◆ EXTRACT:
:::::

﻿GOSSIP 
 
“Thomas W. Lamont of J. P. Morgan Company had his picture taken at Yellowstone Nat. park shortly after his encounter with a trio of bears while armed with only a handful of rocks.” 
We can believe this easily (with reservations). 

The bears may have been undersized and the rocks may have not been pebbles. 

Are yea quite sure, Mr. Thomas W. Lamont of J. P. Morgan Company, that they 
were Bears, and that they were not Gophers? Gophers, you know, although less 
rangy, are only leu ferocious. . . . 

Anyway, it was lucky for Fellow Worker Lamont of J. P. Morgan Company that the 
bears were vegetarians and the occasion only an encounter. 

The country where this encounter happened for miles around is “dry” and Lamont should not be questioned too closely—next we will be reading how J. D. Rockefeller routed 37 tigers, single-handed, in a bird’s cage. 

Mr. Henry Ford, who is named after a famous motor car, has stated that not a 
single union is formed primarily by the men themselves, or run for their benefit. Mr. Ford evidently hasn’t had any dealings with the I. W. W. Give us time, Henry; we are coming. 

“Or run for their benefit”— Henry says. 
Well, sir, the I. W. W. is not “run” and will not run—fast color, so as to say. The men themselves have a habit of “speaking their minds” freely, in no uncertain terms, and many a prospective engineer has had his license revoked because of ambitions to run things in the I. W. W. So uncertain is life.

:::::

◆ YOUR INSTRUCTIONS: Continue the gossip column about Thomas W. Lamont and Henry Ford, starting right after its last sentence.

:::::

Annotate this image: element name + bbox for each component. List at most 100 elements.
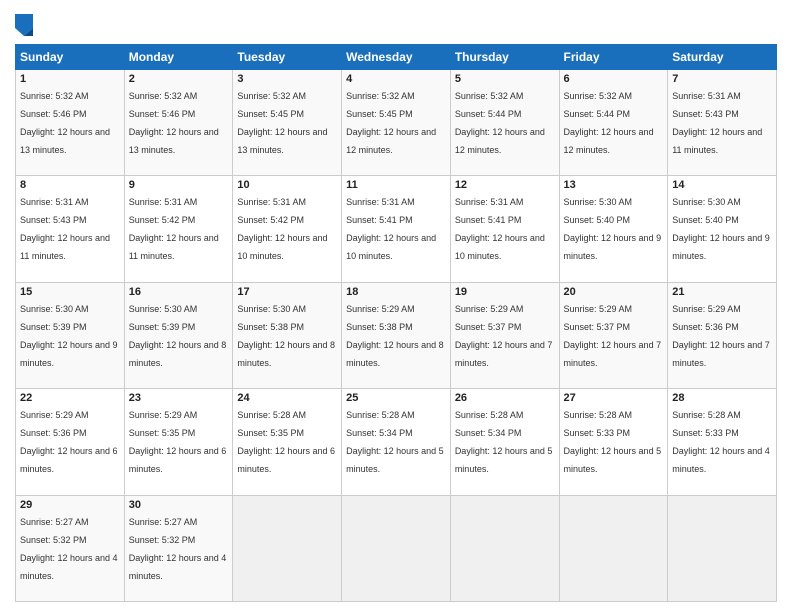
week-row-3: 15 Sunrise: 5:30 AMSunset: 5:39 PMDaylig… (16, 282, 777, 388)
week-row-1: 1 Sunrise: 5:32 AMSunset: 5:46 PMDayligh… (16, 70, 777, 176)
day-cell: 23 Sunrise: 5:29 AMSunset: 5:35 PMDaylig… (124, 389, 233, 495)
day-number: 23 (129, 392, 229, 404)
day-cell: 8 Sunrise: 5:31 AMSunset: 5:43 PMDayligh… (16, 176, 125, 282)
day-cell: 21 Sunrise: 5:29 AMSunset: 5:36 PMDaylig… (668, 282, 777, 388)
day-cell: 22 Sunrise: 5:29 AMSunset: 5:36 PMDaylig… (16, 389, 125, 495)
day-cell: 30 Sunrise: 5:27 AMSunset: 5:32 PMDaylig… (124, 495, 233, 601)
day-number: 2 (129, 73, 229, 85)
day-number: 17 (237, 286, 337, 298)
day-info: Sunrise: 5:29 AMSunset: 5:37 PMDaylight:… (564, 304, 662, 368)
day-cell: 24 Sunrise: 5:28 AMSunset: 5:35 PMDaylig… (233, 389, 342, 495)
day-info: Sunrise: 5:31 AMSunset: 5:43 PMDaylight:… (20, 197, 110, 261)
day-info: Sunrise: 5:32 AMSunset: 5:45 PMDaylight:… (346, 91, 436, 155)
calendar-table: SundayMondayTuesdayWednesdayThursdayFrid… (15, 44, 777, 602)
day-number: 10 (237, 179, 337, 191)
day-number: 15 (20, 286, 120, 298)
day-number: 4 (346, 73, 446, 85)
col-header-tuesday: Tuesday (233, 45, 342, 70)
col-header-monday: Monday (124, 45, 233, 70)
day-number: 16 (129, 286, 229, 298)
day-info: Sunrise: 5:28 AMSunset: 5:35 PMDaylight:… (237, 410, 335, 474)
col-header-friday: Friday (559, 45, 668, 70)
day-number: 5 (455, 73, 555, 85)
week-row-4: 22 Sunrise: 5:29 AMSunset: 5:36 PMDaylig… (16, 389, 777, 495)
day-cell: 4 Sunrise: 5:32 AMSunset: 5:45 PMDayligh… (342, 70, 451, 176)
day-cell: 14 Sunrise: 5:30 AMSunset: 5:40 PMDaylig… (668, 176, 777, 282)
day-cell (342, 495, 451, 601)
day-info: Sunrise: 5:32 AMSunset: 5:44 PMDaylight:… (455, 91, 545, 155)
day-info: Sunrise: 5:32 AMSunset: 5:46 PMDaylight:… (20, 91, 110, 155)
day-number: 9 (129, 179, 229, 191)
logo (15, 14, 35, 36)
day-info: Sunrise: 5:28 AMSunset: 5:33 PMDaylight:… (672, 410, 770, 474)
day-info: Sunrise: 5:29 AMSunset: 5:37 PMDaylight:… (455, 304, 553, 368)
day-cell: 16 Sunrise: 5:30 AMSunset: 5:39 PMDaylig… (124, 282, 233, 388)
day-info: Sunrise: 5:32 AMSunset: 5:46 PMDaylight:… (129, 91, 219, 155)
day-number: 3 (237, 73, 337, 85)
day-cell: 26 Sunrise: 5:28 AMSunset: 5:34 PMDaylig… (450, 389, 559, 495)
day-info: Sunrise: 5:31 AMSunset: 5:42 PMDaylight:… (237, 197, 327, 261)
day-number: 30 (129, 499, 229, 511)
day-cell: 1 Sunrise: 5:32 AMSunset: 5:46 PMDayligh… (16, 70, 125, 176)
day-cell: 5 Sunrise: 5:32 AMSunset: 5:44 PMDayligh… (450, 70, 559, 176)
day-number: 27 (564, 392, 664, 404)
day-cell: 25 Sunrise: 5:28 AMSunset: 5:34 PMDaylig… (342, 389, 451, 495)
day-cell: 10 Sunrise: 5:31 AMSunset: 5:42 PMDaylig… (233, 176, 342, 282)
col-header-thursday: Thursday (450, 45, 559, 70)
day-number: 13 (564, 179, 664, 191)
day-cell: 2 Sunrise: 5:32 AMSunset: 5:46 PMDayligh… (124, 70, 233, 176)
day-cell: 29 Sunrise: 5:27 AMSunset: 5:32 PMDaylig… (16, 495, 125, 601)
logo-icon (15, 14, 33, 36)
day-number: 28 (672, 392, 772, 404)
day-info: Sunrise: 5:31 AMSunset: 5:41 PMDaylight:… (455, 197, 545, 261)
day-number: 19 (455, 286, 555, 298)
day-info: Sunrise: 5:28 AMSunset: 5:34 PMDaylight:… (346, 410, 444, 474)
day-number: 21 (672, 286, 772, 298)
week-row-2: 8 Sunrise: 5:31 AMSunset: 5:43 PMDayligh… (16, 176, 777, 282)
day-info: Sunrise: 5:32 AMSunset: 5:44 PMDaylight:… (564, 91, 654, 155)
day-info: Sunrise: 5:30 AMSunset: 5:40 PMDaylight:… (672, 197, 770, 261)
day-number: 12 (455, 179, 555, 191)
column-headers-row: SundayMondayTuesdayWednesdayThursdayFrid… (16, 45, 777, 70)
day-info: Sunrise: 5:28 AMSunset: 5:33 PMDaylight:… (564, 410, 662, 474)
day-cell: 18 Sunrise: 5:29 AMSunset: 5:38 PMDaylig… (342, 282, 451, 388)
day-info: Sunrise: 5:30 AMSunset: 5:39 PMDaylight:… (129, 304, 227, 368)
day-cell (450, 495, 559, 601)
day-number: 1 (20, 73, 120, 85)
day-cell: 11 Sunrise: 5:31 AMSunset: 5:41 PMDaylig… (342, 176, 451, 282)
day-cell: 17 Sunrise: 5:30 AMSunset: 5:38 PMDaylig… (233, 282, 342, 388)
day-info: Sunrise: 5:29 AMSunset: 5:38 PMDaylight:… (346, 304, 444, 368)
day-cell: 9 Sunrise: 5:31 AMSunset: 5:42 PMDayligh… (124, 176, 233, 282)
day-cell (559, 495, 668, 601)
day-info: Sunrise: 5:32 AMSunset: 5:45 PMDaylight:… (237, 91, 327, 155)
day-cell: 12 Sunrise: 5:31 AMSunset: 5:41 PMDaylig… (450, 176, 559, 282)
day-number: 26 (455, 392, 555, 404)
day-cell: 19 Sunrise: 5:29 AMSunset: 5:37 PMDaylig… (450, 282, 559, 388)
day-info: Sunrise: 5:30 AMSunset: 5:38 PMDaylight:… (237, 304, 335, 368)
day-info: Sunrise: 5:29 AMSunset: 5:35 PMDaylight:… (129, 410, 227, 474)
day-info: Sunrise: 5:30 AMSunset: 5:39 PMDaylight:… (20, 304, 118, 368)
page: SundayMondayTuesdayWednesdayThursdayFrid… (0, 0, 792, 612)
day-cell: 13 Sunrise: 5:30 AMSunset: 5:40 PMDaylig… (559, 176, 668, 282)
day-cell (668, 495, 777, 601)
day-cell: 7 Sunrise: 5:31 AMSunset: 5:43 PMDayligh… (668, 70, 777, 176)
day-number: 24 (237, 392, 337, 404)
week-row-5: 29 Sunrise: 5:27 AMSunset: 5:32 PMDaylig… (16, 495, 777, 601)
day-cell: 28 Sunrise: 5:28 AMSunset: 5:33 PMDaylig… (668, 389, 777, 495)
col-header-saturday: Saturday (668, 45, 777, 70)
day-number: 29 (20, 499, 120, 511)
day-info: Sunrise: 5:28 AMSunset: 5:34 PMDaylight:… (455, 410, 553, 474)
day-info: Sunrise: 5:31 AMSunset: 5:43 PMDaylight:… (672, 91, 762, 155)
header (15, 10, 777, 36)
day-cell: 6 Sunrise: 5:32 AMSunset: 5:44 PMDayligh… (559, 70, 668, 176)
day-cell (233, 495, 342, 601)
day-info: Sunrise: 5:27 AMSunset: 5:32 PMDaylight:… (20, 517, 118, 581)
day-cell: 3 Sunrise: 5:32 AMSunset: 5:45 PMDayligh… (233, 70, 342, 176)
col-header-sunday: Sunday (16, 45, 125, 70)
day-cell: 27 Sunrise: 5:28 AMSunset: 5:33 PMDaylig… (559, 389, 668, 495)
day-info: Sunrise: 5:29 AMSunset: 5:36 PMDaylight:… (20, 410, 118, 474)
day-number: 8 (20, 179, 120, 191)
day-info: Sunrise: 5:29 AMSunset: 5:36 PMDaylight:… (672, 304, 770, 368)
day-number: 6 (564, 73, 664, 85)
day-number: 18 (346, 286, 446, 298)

:::::

◆ RESULT:
A Lewistown paper speaks of Henry thusly: “To his penetrating eye it is clear 
that all unions are engineered by capitalists.” Thus they hire Mr. Gompers to defy courts, Mr. Lewis to bring on the coal strike and Mr. Jewell to nationalise the railroad workers, etc. 

We of course have no information as to the truth of the above assertions — not being a detective agency— but this much we will say: If men persist in obeying, instead of being obeyed, the capitalists are more than willing to run their union on the rocks, and them ragged. 

Ho! hom! Skirts in Valley City are worn two inches longer, ho hom! Barns are being cleaned out oftener, ho hom			* * * 
Country on the verge of revolt. Suspender manufacturers insist that the pants come up higher. Pant makers request that the “elastics” come down. Pants is pants, and ‘spenders is ‘spenders, but never the twain shall meet. 

“Bankers to Missoula. Five Minneapolis Officers to Attend Montana Convention.” —(Headline.) 
Real decent of newspapers to give this warning. If natives fail to heed and take to the hills they have nobody to blame but themselves. 

Agriculturists of N. Dakota have hit upon scheme to run all rigs short-handed. This indicates a long day is not necessary. 

Eight hours begins to look better every day. The soup-line won’t start until along in January. 
—T-Bone Slim.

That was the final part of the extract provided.